Provided entries:
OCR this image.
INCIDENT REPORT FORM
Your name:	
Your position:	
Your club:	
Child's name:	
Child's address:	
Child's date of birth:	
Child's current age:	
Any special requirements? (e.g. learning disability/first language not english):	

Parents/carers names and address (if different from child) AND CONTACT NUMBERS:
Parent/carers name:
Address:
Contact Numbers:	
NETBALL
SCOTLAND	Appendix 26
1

Work instructions:
Using the data above, reproduce every line exactly.

Final result:
OCR this image.
INCIDENT REPORT FORM
Your name:	
Your position:	
Your club:	
Child's name:	
Child's address:	
Child's date of birth:	
Child's current age:	
Any special requirements? (e.g. learning disability/first language not english):	

Parents/carers names and address (if different from child) AND CONTACT NUMBERS:
Parent/carers name:
Address:
Contact Numbers:	
NETBALL
SCOTLAND	Appendix 26
1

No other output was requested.